**Instructions to follow:**
Reproduce every line of the data below without changes, leaving out the pictures.

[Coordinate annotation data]
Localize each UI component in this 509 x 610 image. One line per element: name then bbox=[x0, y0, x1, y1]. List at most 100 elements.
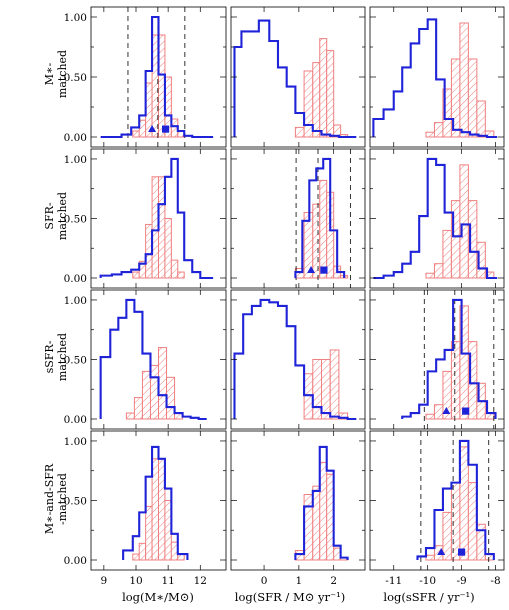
red-bar bbox=[476, 100, 486, 138]
red-hist-r1c2 bbox=[425, 164, 495, 279]
y-tick-label: 0.50 bbox=[64, 72, 87, 84]
red-bar bbox=[158, 347, 168, 420]
red-bar bbox=[459, 22, 469, 138]
red-hist-r2c1 bbox=[303, 349, 349, 420]
panel-frame bbox=[230, 430, 366, 571]
red-hist-r2c0 bbox=[125, 347, 184, 420]
red-bar bbox=[145, 505, 153, 561]
row-label-2-line2: matched bbox=[56, 333, 69, 381]
panel-frame bbox=[230, 6, 366, 148]
red-bar bbox=[312, 203, 321, 279]
red-bar bbox=[132, 553, 140, 561]
blue-hist-r2c1 bbox=[233, 298, 357, 421]
x-axis-label-ssfr: log(sSFR / yr⁻¹) bbox=[383, 590, 474, 604]
blue-hist-r1c1 bbox=[294, 157, 346, 278]
red-bar bbox=[450, 341, 461, 420]
red-bar bbox=[467, 482, 478, 561]
y-tick-label: 0.00 bbox=[64, 273, 87, 285]
blue-hist-r1c0 bbox=[99, 157, 214, 280]
red-bar bbox=[320, 358, 331, 420]
y-tick-label: 1.00 bbox=[64, 12, 87, 24]
red-bar bbox=[450, 482, 461, 561]
red-bar bbox=[425, 272, 435, 279]
panel-r2c2 bbox=[369, 289, 505, 430]
red-bar bbox=[133, 397, 143, 420]
red-bar bbox=[132, 130, 140, 138]
red-bar bbox=[326, 50, 335, 138]
panel-r0c0: 0.00 0.50 1.00 bbox=[64, 6, 227, 148]
x-tick-label: 11 bbox=[161, 575, 174, 587]
red-bar bbox=[141, 370, 151, 420]
blue-hist-r2c0 bbox=[99, 298, 207, 421]
red-hist-r3c2 bbox=[425, 446, 495, 561]
red-bar bbox=[467, 58, 478, 138]
y-tick-label: 1.00 bbox=[64, 154, 87, 166]
red-bar bbox=[125, 412, 135, 420]
red-bar bbox=[303, 494, 314, 561]
red-bar bbox=[294, 549, 305, 561]
x-axis-label-sfr: log(SFR / M⊙ yr⁻¹) bbox=[235, 590, 345, 604]
y-tick-label: 0.50 bbox=[64, 354, 87, 366]
x-tick-label: 12 bbox=[194, 575, 207, 587]
red-bar bbox=[319, 38, 328, 138]
y-tick-label: 0.50 bbox=[64, 495, 87, 507]
blue-hist-r3c2 bbox=[416, 439, 495, 560]
red-bar bbox=[294, 126, 305, 138]
square-marker bbox=[457, 548, 466, 556]
red-hist-r0c0 bbox=[132, 34, 185, 138]
red-bar bbox=[467, 341, 478, 420]
red-bar bbox=[312, 358, 322, 420]
red-bar bbox=[303, 373, 314, 420]
panel-r1c2 bbox=[369, 148, 505, 289]
red-hist-r1c1 bbox=[294, 179, 349, 279]
x-tick-label: 10 bbox=[129, 575, 142, 587]
x-tick-label: 1 bbox=[296, 575, 303, 587]
red-bar bbox=[164, 217, 172, 279]
blue-hist-r0c2 bbox=[372, 18, 498, 139]
row-labels: M∗- matched SFR- matched sSFR- matched M… bbox=[43, 50, 69, 534]
x-tick-label: 9 bbox=[101, 575, 108, 587]
red-hist-r0c1 bbox=[294, 38, 349, 138]
panel-r1c0: 0.00 0.50 1.00 bbox=[64, 148, 227, 289]
red-bar bbox=[177, 271, 185, 279]
triangle-marker bbox=[307, 266, 316, 273]
x-axis-label-mass: log(M∗/M⊙) bbox=[122, 590, 194, 604]
panel-r3c0: 0.00 0.50 1.00 9 10 11 12 bbox=[64, 430, 227, 587]
red-bar bbox=[132, 271, 140, 279]
x-tick-label: 0 bbox=[261, 575, 268, 587]
red-bar bbox=[442, 511, 452, 561]
y-tick-label: 0.00 bbox=[64, 555, 87, 567]
red-hist-r0c2 bbox=[425, 22, 495, 138]
panel-frame bbox=[230, 148, 366, 289]
red-bar bbox=[425, 413, 435, 420]
red-bar bbox=[459, 446, 469, 561]
row-label-3-line1: M∗-and-SFR bbox=[43, 463, 56, 534]
red-bar bbox=[138, 542, 147, 561]
red-bar bbox=[433, 404, 444, 420]
panel-r1c1 bbox=[230, 148, 366, 289]
red-bar bbox=[425, 554, 435, 561]
red-hist-r3c1 bbox=[294, 461, 349, 561]
panels: 0.000.501.000.000.501.000.000.501.000.00… bbox=[64, 6, 505, 587]
row-label-0-line1: M∗- bbox=[43, 62, 56, 85]
x-tick-label: -9 bbox=[456, 575, 466, 587]
row-label-0-line2: matched bbox=[56, 50, 69, 98]
panel-r3c1: 0 1 2 bbox=[230, 430, 366, 587]
row-label-3-line2: -matched bbox=[56, 473, 69, 525]
panel-r3c2: -11 -10 -9 -8 bbox=[369, 430, 505, 587]
square-marker bbox=[320, 266, 328, 274]
panel-r2c0: 0.00 0.50 1.00 bbox=[64, 289, 227, 430]
red-bar bbox=[333, 124, 342, 138]
red-bar bbox=[170, 259, 179, 279]
x-axis-labels: log(M∗/M⊙) log(SFR / M⊙ yr⁻¹) log(sSFR /… bbox=[122, 590, 475, 604]
triangle-marker bbox=[437, 548, 446, 555]
triangle-marker bbox=[442, 407, 451, 414]
y-tick-label: 0.00 bbox=[64, 414, 87, 426]
blue-hist-r3c1 bbox=[294, 445, 349, 560]
y-tick-label: 1.00 bbox=[64, 436, 87, 448]
blue-hist-r0c1 bbox=[233, 19, 357, 139]
red-bar bbox=[442, 229, 452, 279]
red-bar bbox=[329, 349, 340, 420]
panel-r0c2 bbox=[369, 6, 505, 148]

**Task solution:**
Localize each UI component in this 509 x 610 image. One line per element: name then bbox=[x0, y0, x1, y1]. List at most 100 elements.
red-bar bbox=[476, 100, 486, 138]
red-hist-r1c2 bbox=[425, 164, 495, 279]
y-tick-label: 0.50 bbox=[64, 72, 87, 84]
red-bar bbox=[158, 347, 168, 420]
red-bar bbox=[459, 22, 469, 138]
red-hist-r2c1 bbox=[303, 349, 349, 420]
panel-frame bbox=[230, 430, 366, 571]
red-hist-r2c0 bbox=[125, 347, 184, 420]
red-bar bbox=[145, 505, 153, 561]
row-label-2-line2: matched bbox=[56, 333, 69, 381]
panel-frame bbox=[230, 6, 366, 148]
red-bar bbox=[312, 203, 321, 279]
red-bar bbox=[132, 553, 140, 561]
blue-hist-r2c1 bbox=[233, 298, 357, 421]
x-axis-label-ssfr: log(sSFR / yr⁻¹) bbox=[383, 590, 474, 604]
blue-hist-r1c1 bbox=[294, 157, 346, 278]
red-bar bbox=[450, 341, 461, 420]
red-bar bbox=[467, 482, 478, 561]
y-tick-label: 0.00 bbox=[64, 273, 87, 285]
blue-hist-r1c0 bbox=[99, 157, 214, 280]
red-bar bbox=[320, 358, 331, 420]
y-tick-label: 1.00 bbox=[64, 12, 87, 24]
red-bar bbox=[450, 482, 461, 561]
red-bar bbox=[425, 272, 435, 279]
panel-r2c2 bbox=[369, 289, 505, 430]
red-bar bbox=[133, 397, 143, 420]
red-bar bbox=[132, 130, 140, 138]
red-bar bbox=[326, 50, 335, 138]
panel-r0c0: 0.00 0.50 1.00 bbox=[64, 6, 227, 148]
x-tick-label: 11 bbox=[161, 575, 174, 587]
red-bar bbox=[141, 370, 151, 420]
blue-hist-r2c0 bbox=[99, 298, 207, 421]
red-hist-r3c2 bbox=[425, 446, 495, 561]
red-bar bbox=[467, 58, 478, 138]
y-tick-label: 1.00 bbox=[64, 154, 87, 166]
red-bar bbox=[125, 412, 135, 420]
red-bar bbox=[303, 494, 314, 561]
red-bar bbox=[294, 549, 305, 561]
x-axis-label-sfr: log(SFR / M⊙ yr⁻¹) bbox=[235, 590, 345, 604]
y-tick-label: 0.50 bbox=[64, 354, 87, 366]
x-tick-label: 12 bbox=[194, 575, 207, 587]
red-bar bbox=[319, 38, 328, 138]
y-tick-label: 0.50 bbox=[64, 495, 87, 507]
blue-hist-r3c2 bbox=[416, 439, 495, 560]
red-bar bbox=[294, 126, 305, 138]
square-marker bbox=[457, 548, 466, 556]
red-hist-r0c0 bbox=[132, 34, 185, 138]
red-bar bbox=[467, 341, 478, 420]
red-bar bbox=[312, 358, 322, 420]
red-bar bbox=[303, 373, 314, 420]
panel-r1c2 bbox=[369, 148, 505, 289]
red-hist-r1c1 bbox=[294, 179, 349, 279]
x-tick-label: 10 bbox=[129, 575, 142, 587]
x-tick-label: 1 bbox=[296, 575, 303, 587]
red-bar bbox=[164, 217, 172, 279]
blue-hist-r0c2 bbox=[372, 18, 498, 139]
row-labels: M∗- matched SFR- matched sSFR- matched M… bbox=[43, 50, 69, 534]
x-tick-label: 9 bbox=[101, 575, 108, 587]
red-hist-r0c1 bbox=[294, 38, 349, 138]
panel-r1c0: 0.00 0.50 1.00 bbox=[64, 148, 227, 289]
red-bar bbox=[177, 271, 185, 279]
triangle-marker bbox=[307, 266, 316, 273]
x-axis-label-mass: log(M∗/M⊙) bbox=[122, 590, 194, 604]
panel-r3c0: 0.00 0.50 1.00 9 10 11 12 bbox=[64, 430, 227, 587]
red-bar bbox=[132, 271, 140, 279]
x-tick-label: 0 bbox=[261, 575, 268, 587]
red-bar bbox=[442, 511, 452, 561]
y-tick-label: 0.00 bbox=[64, 555, 87, 567]
red-hist-r0c2 bbox=[425, 22, 495, 138]
panel-frame bbox=[230, 148, 366, 289]
red-bar bbox=[425, 413, 435, 420]
red-bar bbox=[459, 446, 469, 561]
row-label-3-line1: M∗-and-SFR bbox=[43, 463, 56, 534]
red-bar bbox=[138, 542, 147, 561]
red-bar bbox=[433, 404, 444, 420]
panel-r1c1 bbox=[230, 148, 366, 289]
red-bar bbox=[425, 554, 435, 561]
red-hist-r3c1 bbox=[294, 461, 349, 561]
panels: 0.000.501.000.000.501.000.000.501.000.00… bbox=[64, 6, 505, 587]
row-label-0-line1: M∗- bbox=[43, 62, 56, 85]
x-tick-label: -9 bbox=[456, 575, 466, 587]
row-label-0-line2: matched bbox=[56, 50, 69, 98]
panel-r3c1: 0 1 2 bbox=[230, 430, 366, 587]
row-label-3-line2: -matched bbox=[56, 473, 69, 525]
panel-r3c2: -11 -10 -9 -8 bbox=[369, 430, 505, 587]
square-marker bbox=[320, 266, 328, 274]
panel-r2c0: 0.00 0.50 1.00 bbox=[64, 289, 227, 430]
red-bar bbox=[333, 124, 342, 138]
red-bar bbox=[170, 259, 179, 279]
x-axis-labels: log(M∗/M⊙) log(SFR / M⊙ yr⁻¹) log(sSFR /… bbox=[122, 590, 475, 604]
triangle-marker bbox=[437, 548, 446, 555]
triangle-marker bbox=[442, 407, 451, 414]
y-tick-label: 0.00 bbox=[64, 414, 87, 426]
blue-hist-r3c1 bbox=[294, 445, 349, 560]
y-tick-label: 1.00 bbox=[64, 436, 87, 448]
blue-hist-r0c1 bbox=[233, 19, 357, 139]
red-bar bbox=[442, 229, 452, 279]
red-bar bbox=[329, 349, 340, 420]
panel-r0c2 bbox=[369, 6, 505, 148]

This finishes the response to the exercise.